_Stated task_
Count every line in the entries that follow where the word "name" appears, then state only the total.

_Data section_
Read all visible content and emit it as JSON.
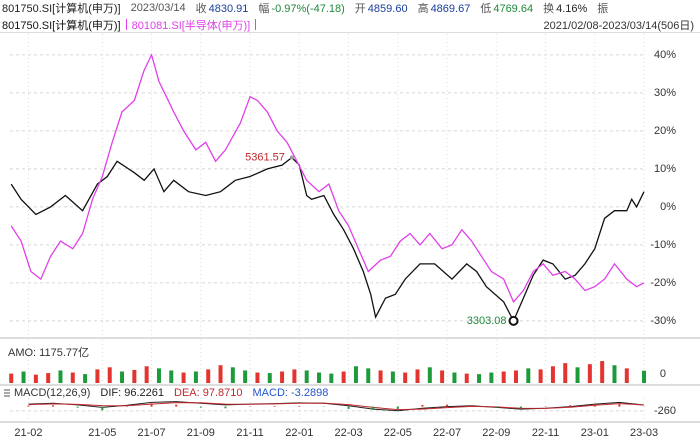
{
  "header": {
    "date": "2023/03/14",
    "fields": [
      {
        "label": "收",
        "value": "4830.91",
        "color": "#1a3f9c"
      },
      {
        "label": "幅",
        "value": "-0.97%(-47.18)",
        "color": "#1d8a3a"
      },
      {
        "label": "开",
        "value": "4859.60",
        "color": "#1a3f9c"
      },
      {
        "label": "高",
        "value": "4869.67",
        "color": "#1a3f9c"
      },
      {
        "label": "低",
        "value": "4769.64",
        "color": "#1d8a3a"
      },
      {
        "label": "换",
        "value": "4.16%",
        "color": "#222222"
      }
    ],
    "trailing": "振",
    "range_label": "2021/02/08-2023/03/14(506日)"
  },
  "chart_data": [
    {
      "type": "line",
      "xlim": [
        -0.75,
        25.08
      ],
      "xticks": [
        {
          "value": 0,
          "label": "21-02"
        },
        {
          "value": 3,
          "label": "21-05"
        },
        {
          "value": 5,
          "label": "21-07"
        },
        {
          "value": 7,
          "label": "21-09"
        },
        {
          "value": 9,
          "label": "21-11"
        },
        {
          "value": 11,
          "label": "22-01"
        },
        {
          "value": 13,
          "label": "22-03"
        },
        {
          "value": 15,
          "label": "22-05"
        },
        {
          "value": 17,
          "label": "22-07"
        },
        {
          "value": 19,
          "label": "22-09"
        },
        {
          "value": 21,
          "label": "22-11"
        },
        {
          "value": 23,
          "label": "23-01"
        },
        {
          "value": 25,
          "label": "23-03"
        }
      ],
      "ylim": [
        -34.5,
        45.5
      ],
      "yticks": [
        {
          "value": 40,
          "label": "40%"
        },
        {
          "value": 30,
          "label": "30%"
        },
        {
          "value": 20,
          "label": "20%"
        },
        {
          "value": 10,
          "label": "10%"
        },
        {
          "value": 0,
          "label": "0%"
        },
        {
          "value": -10,
          "label": "-10%"
        },
        {
          "value": -20,
          "label": "-20%"
        },
        {
          "value": -30,
          "label": "-30%"
        }
      ],
      "grid": true,
      "annotations": [
        "5361.57",
        "3303.08"
      ],
      "annotation_colors": [
        "#c0282d",
        "#1d8a3a"
      ],
      "series": [
        {
          "name": "801750.SI[计算机(申万)]",
          "color": "#111111",
          "x": [
            -0.7,
            -0.3,
            0.3,
            0.9,
            1.5,
            2.2,
            2.8,
            3.2,
            3.6,
            4.3,
            4.7,
            5.1,
            5.5,
            5.9,
            6.5,
            7.2,
            7.8,
            8.4,
            9.0,
            9.7,
            10.3,
            10.7,
            11.0,
            11.3,
            11.5,
            12.0,
            12.4,
            12.8,
            13.2,
            13.6,
            13.9,
            14.1,
            14.5,
            14.9,
            15.3,
            15.9,
            16.5,
            17.2,
            17.8,
            18.2,
            18.6,
            19.3,
            19.7,
            20.1,
            20.5,
            20.9,
            21.3,
            21.8,
            22.2,
            22.6,
            23.0,
            23.4,
            23.8,
            24.3,
            24.5,
            24.7,
            25.0
          ],
          "values": [
            6,
            2,
            -2,
            0,
            3,
            -1,
            6,
            8,
            12,
            9,
            7,
            10,
            4,
            7,
            4,
            3,
            4,
            7,
            8,
            10,
            11,
            13,
            11,
            3,
            2,
            3,
            -2,
            -6,
            -11,
            -17,
            -23,
            -29,
            -24,
            -23,
            -19,
            -15,
            -15,
            -19,
            -15,
            -17,
            -21,
            -25,
            -30,
            -24,
            -18,
            -14,
            -15,
            -19,
            -18,
            -15,
            -11,
            -3,
            -1,
            -1,
            2,
            0,
            4
          ]
        },
        {
          "name": "801081.SI[半导体(申万)]",
          "color": "#e040e8",
          "x": [
            -0.7,
            -0.3,
            0.1,
            0.5,
            0.9,
            1.3,
            1.8,
            2.2,
            2.6,
            3.0,
            3.4,
            3.8,
            4.3,
            4.7,
            5.0,
            5.3,
            5.6,
            5.9,
            6.3,
            6.8,
            7.2,
            7.6,
            8.0,
            8.6,
            9.0,
            9.3,
            9.7,
            10.1,
            10.5,
            10.9,
            11.3,
            11.8,
            12.2,
            12.6,
            13.0,
            13.4,
            13.8,
            14.3,
            14.7,
            15.1,
            15.5,
            15.9,
            16.3,
            16.8,
            17.2,
            17.6,
            18.0,
            18.4,
            18.8,
            19.3,
            19.7,
            20.1,
            20.5,
            20.9,
            21.3,
            21.8,
            22.2,
            22.6,
            23.0,
            23.4,
            23.8,
            24.3,
            24.7,
            25.0
          ],
          "values": [
            -5,
            -9,
            -17,
            -19,
            -13,
            -9,
            -11,
            -7,
            2,
            8,
            17,
            25,
            28,
            36,
            40,
            33,
            29,
            25,
            20,
            15,
            17,
            12,
            15,
            22,
            29,
            28,
            25,
            20,
            17,
            12,
            7,
            4,
            6,
            -1,
            -5,
            -11,
            -17,
            -14,
            -13,
            -9,
            -7,
            -10,
            -7,
            -11,
            -10,
            -6,
            -9,
            -13,
            -17,
            -19,
            -25,
            -22,
            -17,
            -15,
            -18,
            -17,
            -19,
            -22,
            -21,
            -19,
            -15,
            -19,
            -21,
            -20
          ]
        }
      ]
    },
    {
      "type": "bar",
      "title": "AMO: 1175.77亿",
      "xlim": [
        -0.75,
        25.08
      ],
      "ylim": [
        0,
        2200
      ],
      "yticks": [
        0
      ],
      "x": [
        -0.7,
        -0.2,
        0.3,
        0.8,
        1.3,
        1.8,
        2.3,
        2.8,
        3.3,
        3.8,
        4.3,
        4.8,
        5.3,
        5.8,
        6.3,
        6.8,
        7.3,
        7.8,
        8.3,
        8.8,
        9.3,
        9.8,
        10.3,
        10.8,
        11.3,
        11.8,
        12.3,
        12.8,
        13.3,
        13.8,
        14.3,
        14.8,
        15.3,
        15.8,
        16.3,
        16.8,
        17.3,
        17.8,
        18.3,
        18.8,
        19.3,
        19.8,
        20.3,
        20.8,
        21.3,
        21.8,
        22.3,
        22.8,
        23.3,
        23.8,
        24.3,
        25.0
      ],
      "values": [
        900,
        1100,
        800,
        950,
        1200,
        1000,
        850,
        1300,
        1500,
        1100,
        1250,
        1600,
        1400,
        1200,
        1000,
        1100,
        1300,
        1700,
        1500,
        1200,
        1000,
        950,
        1100,
        1300,
        1200,
        1000,
        900,
        1100,
        1600,
        1400,
        1200,
        1100,
        1000,
        1300,
        1500,
        1200,
        1000,
        900,
        850,
        1000,
        1100,
        1200,
        1400,
        1300,
        1600,
        1900,
        1500,
        1800,
        2100,
        1700,
        1400,
        1175.77
      ],
      "colors": [
        "#e3342f",
        "#1d9a3a",
        "#e3342f",
        "#e3342f",
        "#1d9a3a",
        "#e3342f",
        "#1d9a3a",
        "#e3342f",
        "#e3342f",
        "#1d9a3a",
        "#e3342f",
        "#e3342f",
        "#1d9a3a",
        "#1d9a3a",
        "#e3342f",
        "#1d9a3a",
        "#e3342f",
        "#e3342f",
        "#1d9a3a",
        "#1d9a3a",
        "#e3342f",
        "#1d9a3a",
        "#e3342f",
        "#e3342f",
        "#1d9a3a",
        "#1d9a3a",
        "#1d9a3a",
        "#e3342f",
        "#1d9a3a",
        "#1d9a3a",
        "#e3342f",
        "#1d9a3a",
        "#e3342f",
        "#e3342f",
        "#1d9a3a",
        "#e3342f",
        "#1d9a3a",
        "#e3342f",
        "#1d9a3a",
        "#1d9a3a",
        "#e3342f",
        "#e3342f",
        "#1d9a3a",
        "#e3342f",
        "#e3342f",
        "#e3342f",
        "#1d9a3a",
        "#e3342f",
        "#e3342f",
        "#1d9a3a",
        "#e3342f",
        "#1d9a3a"
      ]
    },
    {
      "type": "macd",
      "title": "MACD(12,26,9)",
      "xlim": [
        -0.75,
        25.08
      ],
      "ylim": [
        -804,
        1296
      ],
      "yticks": [
        -260
      ],
      "up_color": "#e3342f",
      "down_color": "#1d9a3a",
      "x": [
        0,
        1,
        2,
        3,
        4,
        5,
        6,
        7,
        8,
        9,
        10,
        11,
        12,
        13,
        14,
        15,
        16,
        17,
        18,
        19,
        20,
        21,
        22,
        23,
        24,
        25
      ],
      "series": [
        {
          "name": "DIF: 96.2261",
          "color": "#222222",
          "kind": "line",
          "values": [
            150,
            200,
            100,
            -50,
            80,
            250,
            300,
            200,
            100,
            150,
            180,
            220,
            200,
            50,
            -150,
            -250,
            -100,
            0,
            50,
            -50,
            -150,
            -100,
            0,
            150,
            250,
            96.2261
          ]
        },
        {
          "name": "DEA: 97.8710",
          "color": "#c0282d",
          "kind": "line",
          "values": [
            120,
            160,
            130,
            60,
            50,
            150,
            240,
            230,
            150,
            140,
            160,
            200,
            210,
            120,
            -50,
            -180,
            -150,
            -60,
            10,
            -20,
            -100,
            -110,
            -40,
            80,
            180,
            97.871
          ]
        },
        {
          "name": "MACD: -3.2898",
          "color": "#2255cc",
          "kind": "bar",
          "values": [
            60,
            80,
            -60,
            -220,
            60,
            200,
            120,
            -60,
            -100,
            20,
            40,
            40,
            -20,
            -140,
            -200,
            -140,
            100,
            120,
            80,
            -60,
            -100,
            20,
            80,
            140,
            140,
            -3.2898
          ]
        }
      ]
    }
  ]
}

_Answer to the task_
5